A run of records:
>>>
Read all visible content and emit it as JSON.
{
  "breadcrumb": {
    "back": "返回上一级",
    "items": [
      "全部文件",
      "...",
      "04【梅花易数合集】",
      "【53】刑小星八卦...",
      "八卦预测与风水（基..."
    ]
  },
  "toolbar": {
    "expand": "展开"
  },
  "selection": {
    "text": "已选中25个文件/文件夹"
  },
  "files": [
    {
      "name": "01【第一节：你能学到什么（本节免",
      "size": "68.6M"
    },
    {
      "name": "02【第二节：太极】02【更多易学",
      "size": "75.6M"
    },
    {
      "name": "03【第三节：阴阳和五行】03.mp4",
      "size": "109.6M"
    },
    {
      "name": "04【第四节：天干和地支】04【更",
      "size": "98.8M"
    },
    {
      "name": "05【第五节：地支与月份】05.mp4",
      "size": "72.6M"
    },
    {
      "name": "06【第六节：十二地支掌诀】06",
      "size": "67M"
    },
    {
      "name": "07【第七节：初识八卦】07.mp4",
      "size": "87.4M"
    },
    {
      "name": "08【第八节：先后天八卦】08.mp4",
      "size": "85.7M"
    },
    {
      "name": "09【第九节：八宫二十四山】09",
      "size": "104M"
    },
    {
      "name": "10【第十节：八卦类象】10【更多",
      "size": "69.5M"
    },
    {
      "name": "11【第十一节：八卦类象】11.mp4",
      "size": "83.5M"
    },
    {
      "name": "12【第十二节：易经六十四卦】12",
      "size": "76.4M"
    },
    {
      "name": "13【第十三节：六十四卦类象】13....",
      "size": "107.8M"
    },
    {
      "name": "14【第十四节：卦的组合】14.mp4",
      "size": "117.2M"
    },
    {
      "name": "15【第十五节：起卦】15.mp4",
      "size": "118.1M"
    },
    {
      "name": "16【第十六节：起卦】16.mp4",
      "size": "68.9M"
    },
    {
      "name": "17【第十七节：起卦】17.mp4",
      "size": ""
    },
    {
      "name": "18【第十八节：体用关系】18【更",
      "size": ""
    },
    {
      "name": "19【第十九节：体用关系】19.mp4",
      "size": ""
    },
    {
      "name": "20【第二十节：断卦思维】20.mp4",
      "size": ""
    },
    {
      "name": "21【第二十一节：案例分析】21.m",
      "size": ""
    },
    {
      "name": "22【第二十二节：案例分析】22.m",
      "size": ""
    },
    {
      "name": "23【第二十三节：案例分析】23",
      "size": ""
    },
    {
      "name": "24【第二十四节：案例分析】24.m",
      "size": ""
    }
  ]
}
<<<
The task
Without changing a word, restate the whole listing.

Solution below
Read all visible content and emit it as JSON.
{
  "breadcrumb": {
    "back": "返回上一级",
    "items": [
      "全部文件",
      "...",
      "04【梅花易数合集】",
      "【53】刑小星八卦...",
      "八卦预测与风水（基..."
    ]
  },
  "toolbar": {
    "expand": "展开"
  },
  "selection": {
    "text": "已选中25个文件/文件夹"
  },
  "files": [
    {
      "name": "01【第一节：你能学到什么（本节免",
      "size": "68.6M"
    },
    {
      "name": "02【第二节：太极】02【更多易学",
      "size": "75.6M"
    },
    {
      "name": "03【第三节：阴阳和五行】03.mp4",
      "size": "109.6M"
    },
    {
      "name": "04【第四节：天干和地支】04【更",
      "size": "98.8M"
    },
    {
      "name": "05【第五节：地支与月份】05.mp4",
      "size": "72.6M"
    },
    {
      "name": "06【第六节：十二地支掌诀】06",
      "size": "67M"
    },
    {
      "name": "07【第七节：初识八卦】07.mp4",
      "size": "87.4M"
    },
    {
      "name": "08【第八节：先后天八卦】08.mp4",
      "size": "85.7M"
    },
    {
      "name": "09【第九节：八宫二十四山】09",
      "size": "104M"
    },
    {
      "name": "10【第十节：八卦类象】10【更多",
      "size": "69.5M"
    },
    {
      "name": "11【第十一节：八卦类象】11.mp4",
      "size": "83.5M"
    },
    {
      "name": "12【第十二节：易经六十四卦】12",
      "size": "76.4M"
    },
    {
      "name": "13【第十三节：六十四卦类象】13....",
      "size": "107.8M"
    },
    {
      "name": "14【第十四节：卦的组合】14.mp4",
      "size": "117.2M"
    },
    {
      "name": "15【第十五节：起卦】15.mp4",
      "size": "118.1M"
    },
    {
      "name": "16【第十六节：起卦】16.mp4",
      "size": "68.9M"
    },
    {
      "name": "17【第十七节：起卦】17.mp4",
      "size": ""
    },
    {
      "name": "18【第十八节：体用关系】18【更",
      "size": ""
    },
    {
      "name": "19【第十九节：体用关系】19.mp4",
      "size": ""
    },
    {
      "name": "20【第二十节：断卦思维】20.mp4",
      "size": ""
    },
    {
      "name": "21【第二十一节：案例分析】21.m",
      "size": ""
    },
    {
      "name": "22【第二十二节：案例分析】22.m",
      "size": ""
    },
    {
      "name": "23【第二十三节：案例分析】23",
      "size": ""
    },
    {
      "name": "24【第二十四节：案例分析】24.m",
      "size": ""
    }
  ]
}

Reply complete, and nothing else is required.